## EXERCISE INSTRUCTIONS
In the data that follows, count each line with the string "article"; the reply is the number only.
────────────────
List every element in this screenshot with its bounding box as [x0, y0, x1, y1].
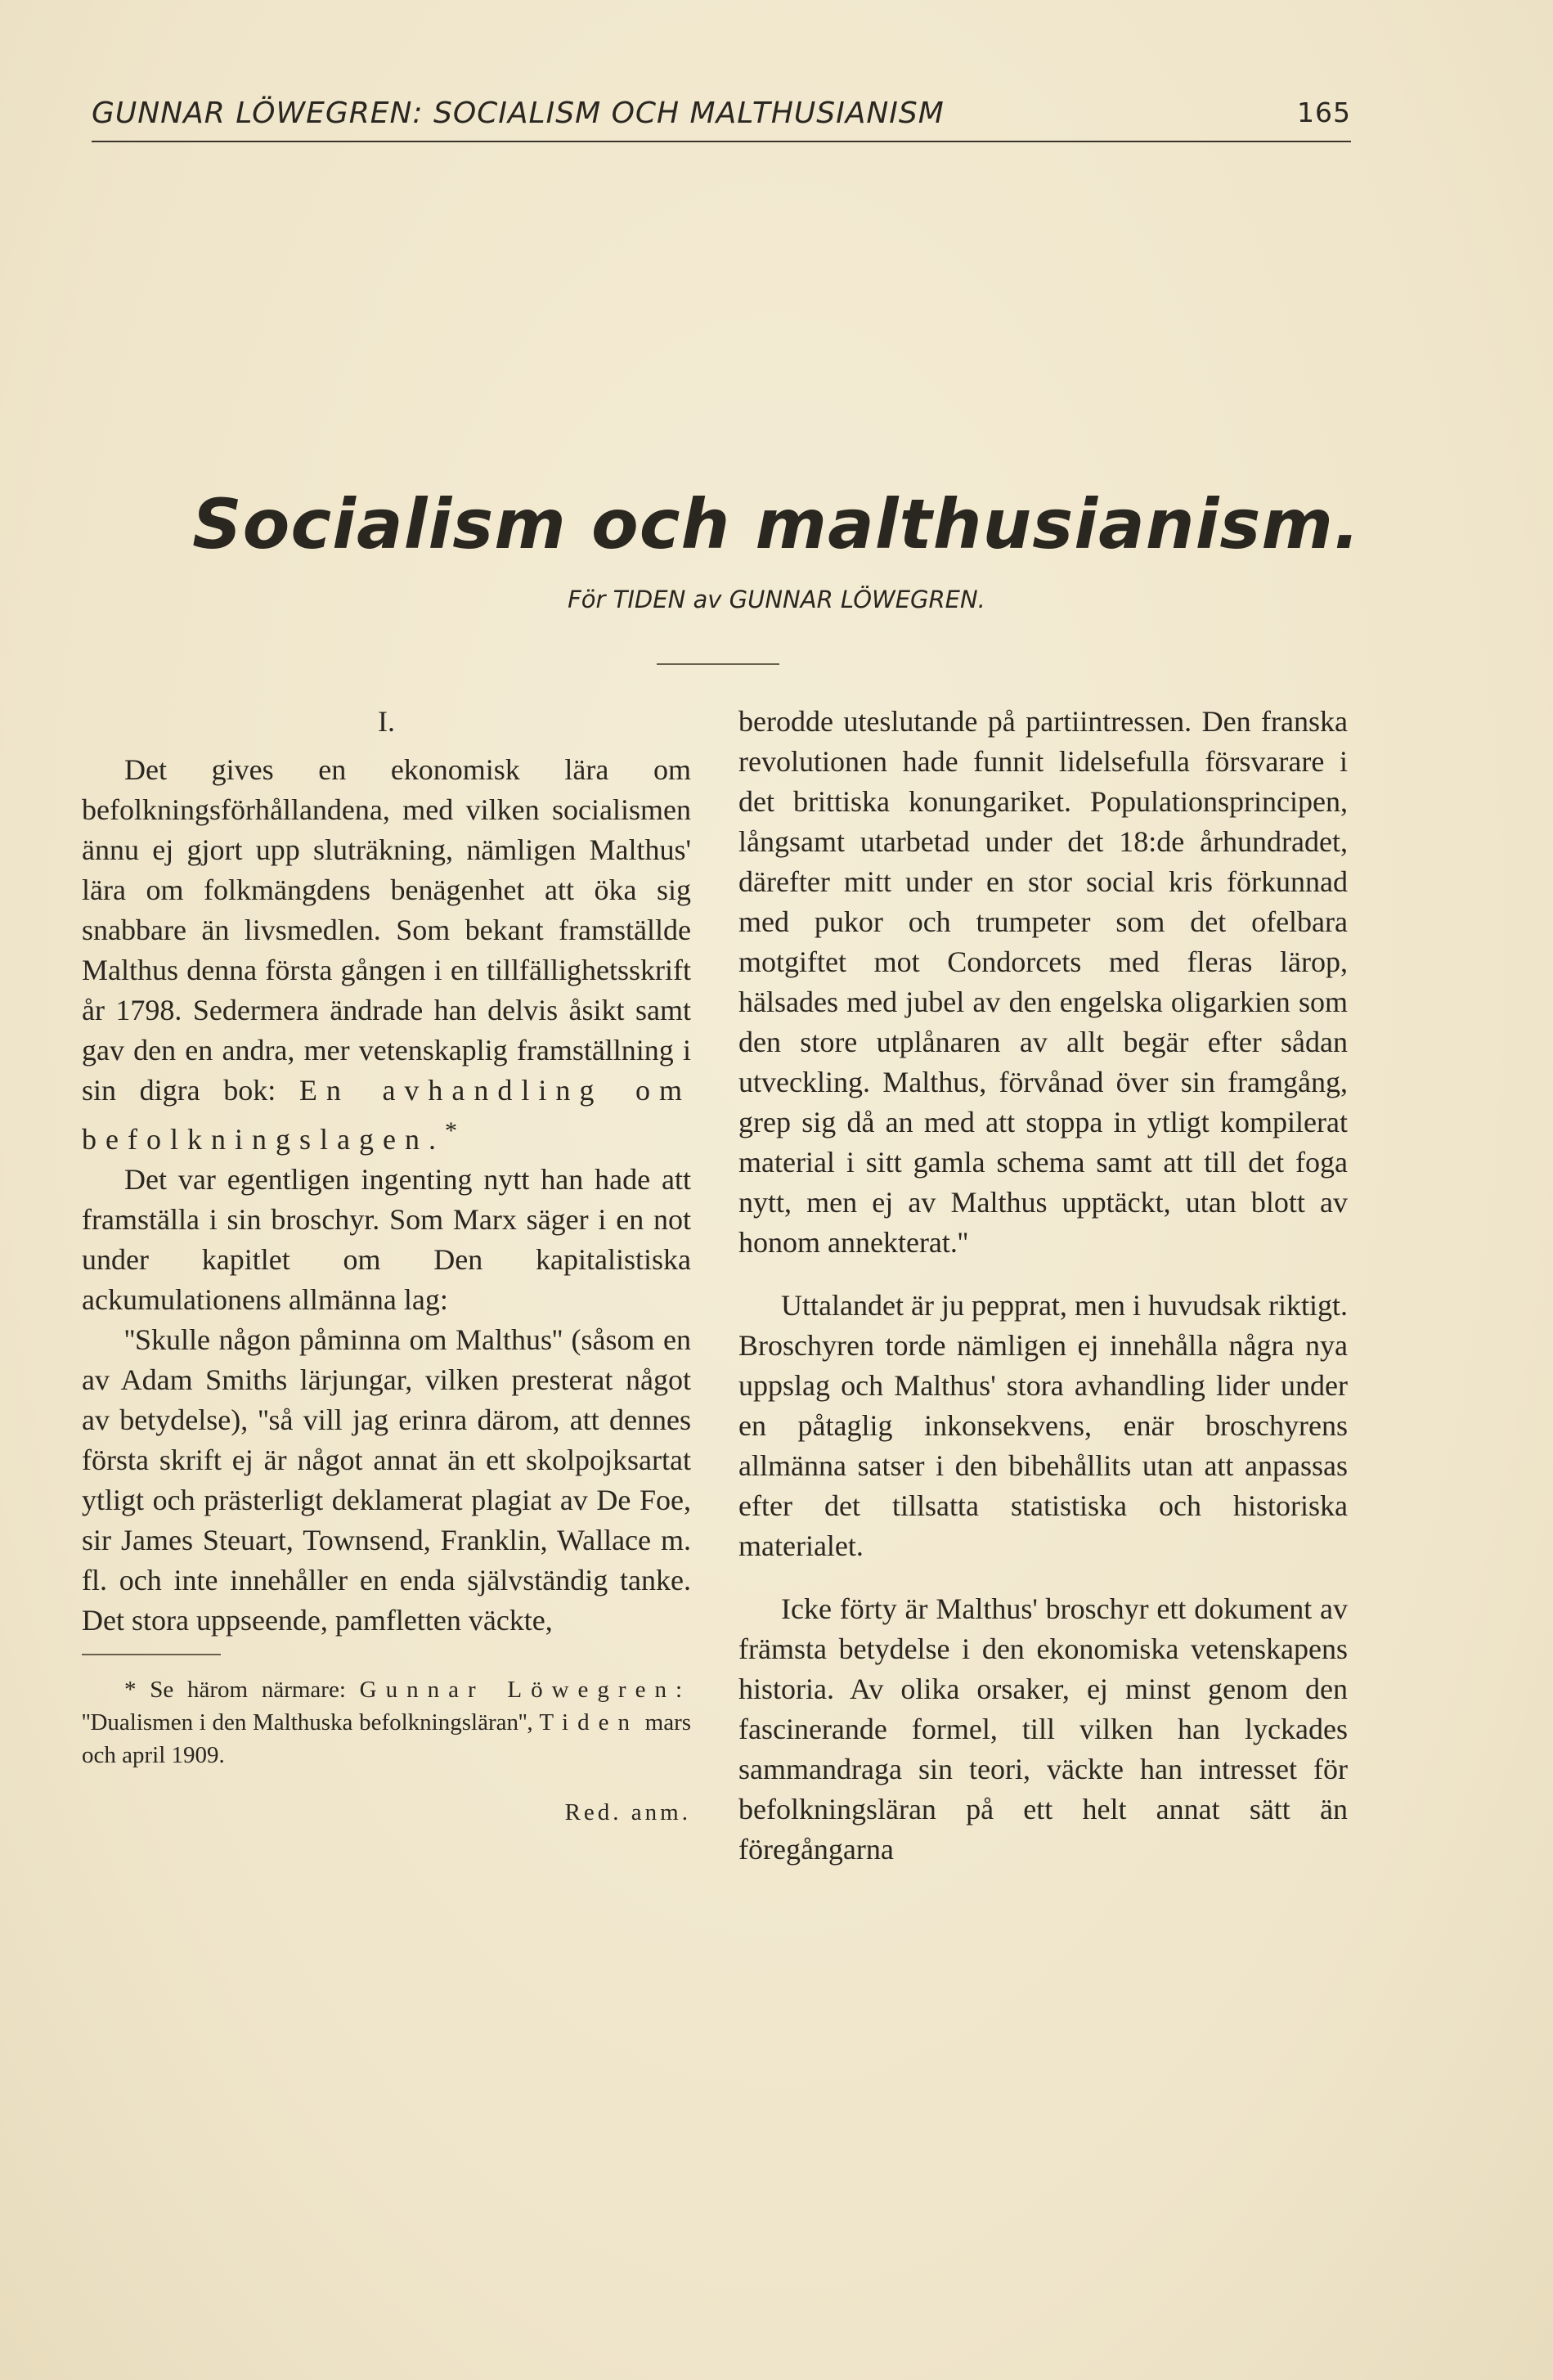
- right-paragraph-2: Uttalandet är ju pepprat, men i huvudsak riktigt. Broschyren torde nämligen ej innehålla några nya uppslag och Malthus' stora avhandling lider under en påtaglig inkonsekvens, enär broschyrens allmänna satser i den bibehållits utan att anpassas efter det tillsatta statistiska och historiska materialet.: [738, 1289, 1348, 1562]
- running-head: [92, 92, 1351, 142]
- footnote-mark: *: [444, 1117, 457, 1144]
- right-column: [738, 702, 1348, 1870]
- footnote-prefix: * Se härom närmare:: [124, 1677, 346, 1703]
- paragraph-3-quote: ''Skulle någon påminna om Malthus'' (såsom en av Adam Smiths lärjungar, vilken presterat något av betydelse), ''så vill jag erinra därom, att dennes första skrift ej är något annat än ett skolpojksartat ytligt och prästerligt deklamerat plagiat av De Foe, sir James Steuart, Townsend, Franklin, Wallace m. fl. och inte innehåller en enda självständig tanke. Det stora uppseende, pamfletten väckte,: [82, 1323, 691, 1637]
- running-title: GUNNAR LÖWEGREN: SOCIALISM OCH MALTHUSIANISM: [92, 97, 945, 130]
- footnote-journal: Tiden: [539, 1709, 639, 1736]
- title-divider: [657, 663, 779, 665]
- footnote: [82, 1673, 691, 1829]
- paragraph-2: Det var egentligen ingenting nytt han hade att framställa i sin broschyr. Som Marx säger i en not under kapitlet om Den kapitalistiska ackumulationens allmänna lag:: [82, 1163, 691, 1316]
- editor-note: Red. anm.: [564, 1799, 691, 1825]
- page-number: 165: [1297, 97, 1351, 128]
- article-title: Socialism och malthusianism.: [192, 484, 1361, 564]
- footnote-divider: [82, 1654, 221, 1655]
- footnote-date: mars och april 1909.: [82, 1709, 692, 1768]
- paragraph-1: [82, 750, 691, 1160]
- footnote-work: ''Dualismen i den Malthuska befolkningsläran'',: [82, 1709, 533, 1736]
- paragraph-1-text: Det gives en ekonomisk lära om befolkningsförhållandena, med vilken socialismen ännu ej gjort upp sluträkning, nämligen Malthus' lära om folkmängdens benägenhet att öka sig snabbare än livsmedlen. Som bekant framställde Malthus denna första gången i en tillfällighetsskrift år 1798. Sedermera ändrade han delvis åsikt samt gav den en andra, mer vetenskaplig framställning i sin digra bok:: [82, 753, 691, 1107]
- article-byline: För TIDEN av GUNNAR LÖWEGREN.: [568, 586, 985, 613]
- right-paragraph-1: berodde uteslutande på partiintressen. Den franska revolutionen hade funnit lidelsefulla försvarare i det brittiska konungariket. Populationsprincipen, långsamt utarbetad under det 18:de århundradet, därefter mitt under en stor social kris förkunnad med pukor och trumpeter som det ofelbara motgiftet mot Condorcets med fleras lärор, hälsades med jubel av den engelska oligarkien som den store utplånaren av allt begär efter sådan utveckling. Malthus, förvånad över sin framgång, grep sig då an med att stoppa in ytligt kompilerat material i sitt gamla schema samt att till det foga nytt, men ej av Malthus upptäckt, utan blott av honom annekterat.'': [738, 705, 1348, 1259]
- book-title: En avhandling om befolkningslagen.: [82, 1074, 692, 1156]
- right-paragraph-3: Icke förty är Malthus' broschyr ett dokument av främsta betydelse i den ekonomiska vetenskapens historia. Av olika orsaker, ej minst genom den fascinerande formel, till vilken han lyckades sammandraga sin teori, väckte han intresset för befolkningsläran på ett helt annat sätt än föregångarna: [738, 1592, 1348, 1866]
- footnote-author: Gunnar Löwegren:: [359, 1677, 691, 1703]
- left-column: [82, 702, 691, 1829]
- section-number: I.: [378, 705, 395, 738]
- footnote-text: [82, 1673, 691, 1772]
────────────────
## TASK RESULT
2